→ Your objective
Leave out the images and repeat the listing below without a single change.
######
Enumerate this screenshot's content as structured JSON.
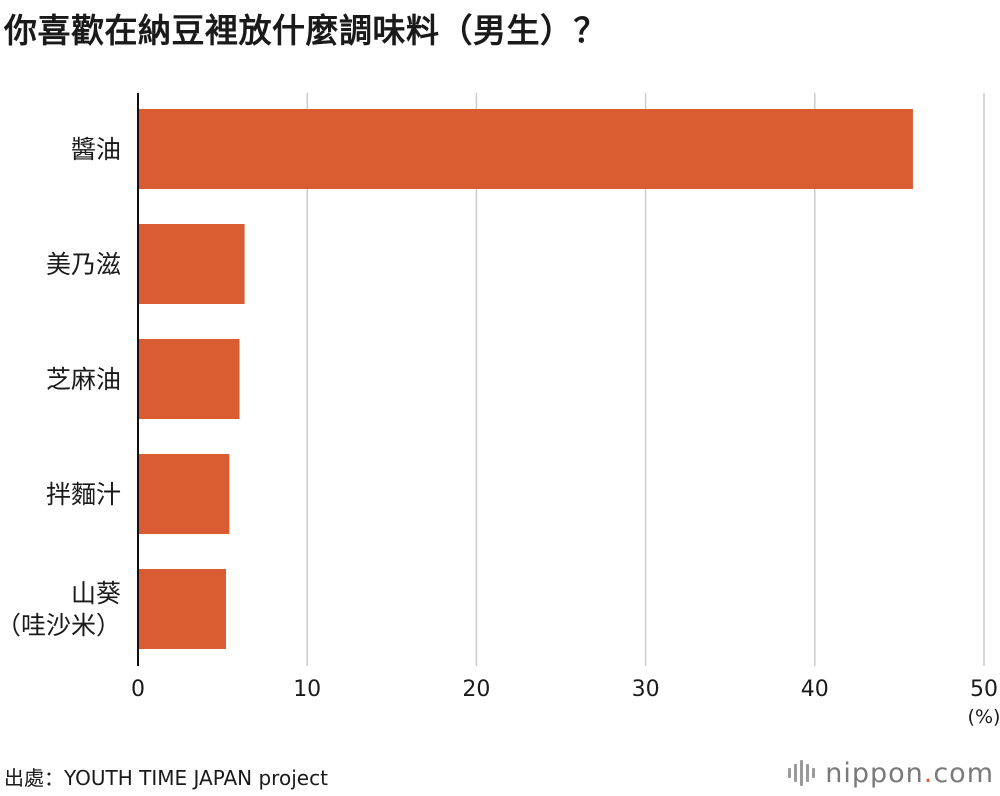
{
  "title": "你喜歡在納豆裡放什麼調味料（男生）？",
  "chart_data": {
    "type": "bar",
    "orientation": "horizontal",
    "title": "你喜歡在納豆裡放什麼調味料（男生）？",
    "categories": [
      "醬油",
      "美乃滋",
      "芝麻油",
      "拌麵汁",
      "山葵\n（哇沙米）"
    ],
    "values": [
      45.8,
      6.3,
      6.0,
      5.4,
      5.2
    ],
    "xlim": [
      0,
      50
    ],
    "ticks": [
      "0",
      "10",
      "20",
      "30",
      "40",
      "50"
    ],
    "tick_values": [
      0,
      10,
      20,
      30,
      40,
      50
    ],
    "unit": "(%)",
    "xlabel": "",
    "ylabel": "",
    "grid": true,
    "bar_color": "#d95c33",
    "grid_color": "#cccccc",
    "axis_color": "#111111"
  },
  "source": "出處：YOUTH TIME JAPAN project",
  "logo": {
    "name": "nippon",
    "dot": ".",
    "suffix": "com",
    "icon": "sound-bars-icon",
    "accent": "#d95c33"
  }
}
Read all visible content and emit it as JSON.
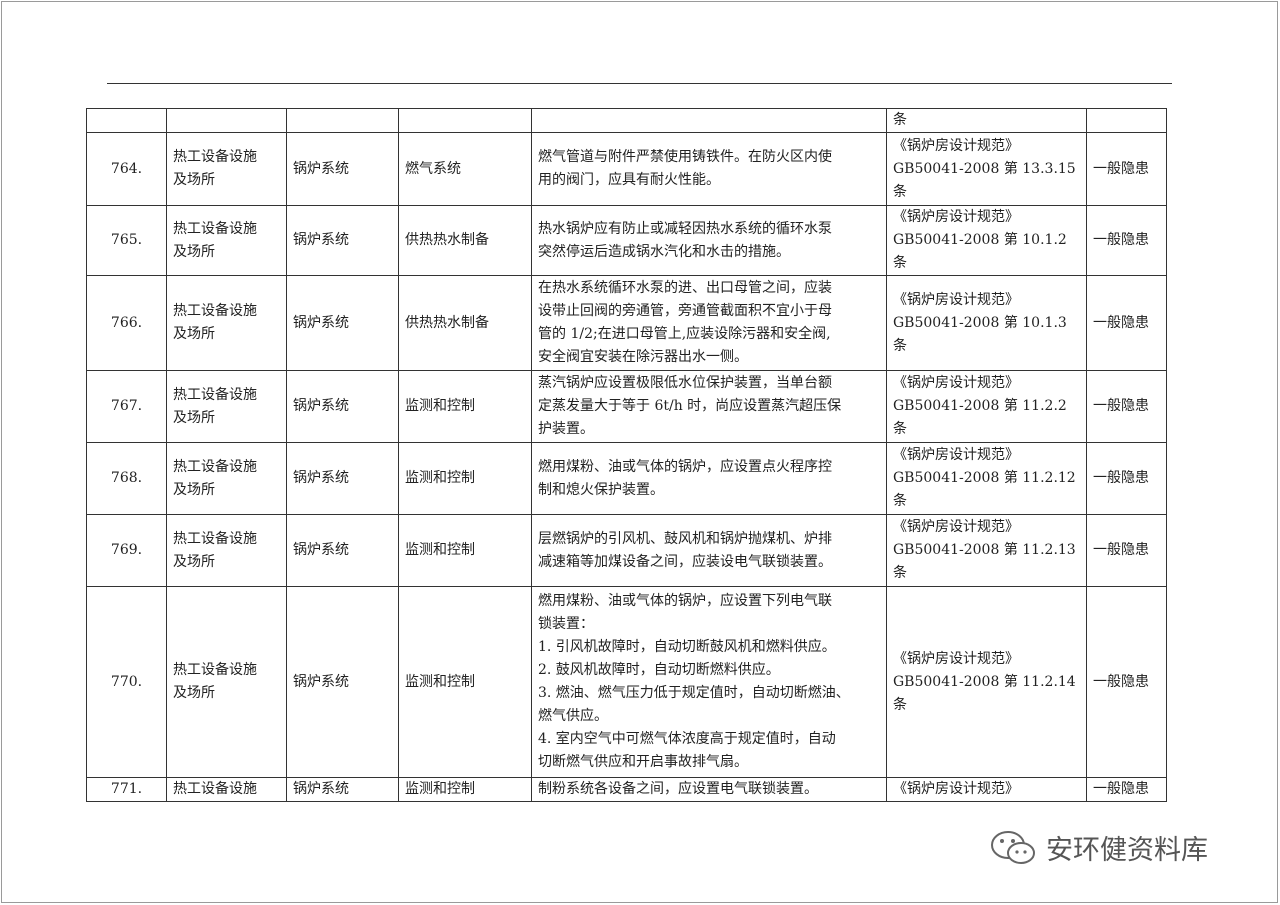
{
  "table": {
    "columns": [
      80,
      120,
      112,
      133,
      355,
      200,
      80
    ],
    "rows": [
      {
        "h": 24,
        "cells": [
          "",
          "",
          "",
          "",
          "",
          "条",
          ""
        ]
      },
      {
        "h": 73,
        "cells": [
          "764.",
          "热工设备设施\n及场所",
          "锅炉系统",
          "燃气系统",
          "燃气管道与附件严禁使用铸铁件。在防火区内使\n用的阀门，应具有耐火性能。",
          "《锅炉房设计规范》\nGB50041-2008 第 13.3.15\n条",
          "一般隐患"
        ]
      },
      {
        "h": 48,
        "cells": [
          "765.",
          "热工设备设施\n及场所",
          "锅炉系统",
          "供热热水制备",
          "热水锅炉应有防止或减轻因热水系统的循环水泵\n突然停运后造成锅水汽化和水击的措施。",
          "《锅炉房设计规范》\nGB50041-2008 第 10.1.2 条",
          "一般隐患"
        ]
      },
      {
        "h": 95,
        "cells": [
          "766.",
          "热工设备设施\n及场所",
          "锅炉系统",
          "供热热水制备",
          "在热水系统循环水泵的进、出口母管之间，应装\n设带止回阀的旁通管，旁通管截面积不宜小于母\n管的 1/2;在进口母管上,应装设除污器和安全阀,\n安全阀宜安装在除污器出水一侧。",
          "《锅炉房设计规范》\nGB50041-2008 第 10.1.3 条",
          "一般隐患"
        ]
      },
      {
        "h": 72,
        "cells": [
          "767.",
          "热工设备设施\n及场所",
          "锅炉系统",
          "监测和控制",
          "蒸汽锅炉应设置极限低水位保护装置，当单台额\n定蒸发量大于等于 6t/h 时，尚应设置蒸汽超压保\n护装置。",
          "《锅炉房设计规范》\nGB50041-2008 第 11.2.2 条",
          "一般隐患"
        ]
      },
      {
        "h": 72,
        "cells": [
          "768.",
          "热工设备设施\n及场所",
          "锅炉系统",
          "监测和控制",
          "燃用煤粉、油或气体的锅炉，应设置点火程序控\n制和熄火保护装置。",
          "《锅炉房设计规范》\nGB50041-2008 第 11.2.12\n条",
          "一般隐患"
        ]
      },
      {
        "h": 72,
        "cells": [
          "769.",
          "热工设备设施\n及场所",
          "锅炉系统",
          "监测和控制",
          "层燃锅炉的引风机、鼓风机和锅炉抛煤机、炉排\n减速箱等加煤设备之间，应装设电气联锁装置。",
          "《锅炉房设计规范》\nGB50041-2008 第 11.2.13\n条",
          "一般隐患"
        ]
      },
      {
        "h": 191,
        "cells": [
          "770.",
          "热工设备设施\n及场所",
          "锅炉系统",
          "监测和控制",
          "燃用煤粉、油或气体的锅炉，应设置下列电气联\n锁装置：\n1.  引风机故障时，自动切断鼓风机和燃料供应。\n2.  鼓风机故障时，自动切断燃料供应。\n3.  燃油、燃气压力低于规定值时，自动切断燃油、\n燃气供应。\n4.  室内空气中可燃气体浓度高于规定值时，自动\n切断燃气供应和开启事故排气扇。",
          "《锅炉房设计规范》\nGB50041-2008 第 11.2.14\n条",
          "一般隐患"
        ]
      },
      {
        "h": 24,
        "cells": [
          "771.",
          "热工设备设施",
          "锅炉系统",
          "监测和控制",
          "制粉系统各设备之间，应设置电气联锁装置。",
          "《锅炉房设计规范》",
          "一般隐患"
        ]
      }
    ]
  },
  "watermark": {
    "text": "安环健资料库",
    "icon": "wechat-icon"
  }
}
######
→ Finished answer
Enumerate this screenshot's content as structured JSON.
{
  "title": "你喜歡在納豆裡放什麼調味料（男生）？",
  "chart_data": {
    "type": "bar",
    "orientation": "horizontal",
    "title": "你喜歡在納豆裡放什麼調味料（男生）？",
    "categories": [
      "醬油",
      "美乃滋",
      "芝麻油",
      "拌麵汁",
      "山葵\n（哇沙米）"
    ],
    "values": [
      45.8,
      6.3,
      6.0,
      5.4,
      5.2
    ],
    "xlim": [
      0,
      50
    ],
    "ticks": [
      "0",
      "10",
      "20",
      "30",
      "40",
      "50"
    ],
    "tick_values": [
      0,
      10,
      20,
      30,
      40,
      50
    ],
    "unit": "(%)",
    "xlabel": "",
    "ylabel": "",
    "grid": true,
    "bar_color": "#d95c33",
    "grid_color": "#cccccc",
    "axis_color": "#111111"
  },
  "source": "出處：YOUTH TIME JAPAN project",
  "logo": {
    "name": "nippon",
    "dot": ".",
    "suffix": "com",
    "icon": "sound-bars-icon",
    "accent": "#d95c33"
  }
}
Read all visible content and emit it as JSON.
{
  "table": {
    "columns": [
      80,
      120,
      112,
      133,
      355,
      200,
      80
    ],
    "rows": [
      {
        "h": 24,
        "cells": [
          "",
          "",
          "",
          "",
          "",
          "条",
          ""
        ]
      },
      {
        "h": 73,
        "cells": [
          "764.",
          "热工设备设施\n及场所",
          "锅炉系统",
          "燃气系统",
          "燃气管道与附件严禁使用铸铁件。在防火区内使\n用的阀门，应具有耐火性能。",
          "《锅炉房设计规范》\nGB50041-2008 第 13.3.15\n条",
          "一般隐患"
        ]
      },
      {
        "h": 48,
        "cells": [
          "765.",
          "热工设备设施\n及场所",
          "锅炉系统",
          "供热热水制备",
          "热水锅炉应有防止或减轻因热水系统的循环水泵\n突然停运后造成锅水汽化和水击的措施。",
          "《锅炉房设计规范》\nGB50041-2008 第 10.1.2 条",
          "一般隐患"
        ]
      },
      {
        "h": 95,
        "cells": [
          "766.",
          "热工设备设施\n及场所",
          "锅炉系统",
          "供热热水制备",
          "在热水系统循环水泵的进、出口母管之间，应装\n设带止回阀的旁通管，旁通管截面积不宜小于母\n管的 1/2;在进口母管上,应装设除污器和安全阀,\n安全阀宜安装在除污器出水一侧。",
          "《锅炉房设计规范》\nGB50041-2008 第 10.1.3 条",
          "一般隐患"
        ]
      },
      {
        "h": 72,
        "cells": [
          "767.",
          "热工设备设施\n及场所",
          "锅炉系统",
          "监测和控制",
          "蒸汽锅炉应设置极限低水位保护装置，当单台额\n定蒸发量大于等于 6t/h 时，尚应设置蒸汽超压保\n护装置。",
          "《锅炉房设计规范》\nGB50041-2008 第 11.2.2 条",
          "一般隐患"
        ]
      },
      {
        "h": 72,
        "cells": [
          "768.",
          "热工设备设施\n及场所",
          "锅炉系统",
          "监测和控制",
          "燃用煤粉、油或气体的锅炉，应设置点火程序控\n制和熄火保护装置。",
          "《锅炉房设计规范》\nGB50041-2008 第 11.2.12\n条",
          "一般隐患"
        ]
      },
      {
        "h": 72,
        "cells": [
          "769.",
          "热工设备设施\n及场所",
          "锅炉系统",
          "监测和控制",
          "层燃锅炉的引风机、鼓风机和锅炉抛煤机、炉排\n减速箱等加煤设备之间，应装设电气联锁装置。",
          "《锅炉房设计规范》\nGB50041-2008 第 11.2.13\n条",
          "一般隐患"
        ]
      },
      {
        "h": 191,
        "cells": [
          "770.",
          "热工设备设施\n及场所",
          "锅炉系统",
          "监测和控制",
          "燃用煤粉、油或气体的锅炉，应设置下列电气联\n锁装置：\n1.  引风机故障时，自动切断鼓风机和燃料供应。\n2.  鼓风机故障时，自动切断燃料供应。\n3.  燃油、燃气压力低于规定值时，自动切断燃油、\n燃气供应。\n4.  室内空气中可燃气体浓度高于规定值时，自动\n切断燃气供应和开启事故排气扇。",
          "《锅炉房设计规范》\nGB50041-2008 第 11.2.14\n条",
          "一般隐患"
        ]
      },
      {
        "h": 24,
        "cells": [
          "771.",
          "热工设备设施",
          "锅炉系统",
          "监测和控制",
          "制粉系统各设备之间，应设置电气联锁装置。",
          "《锅炉房设计规范》",
          "一般隐患"
        ]
      }
    ]
  },
  "watermark": {
    "text": "安环健资料库",
    "icon": "wechat-icon"
  }
}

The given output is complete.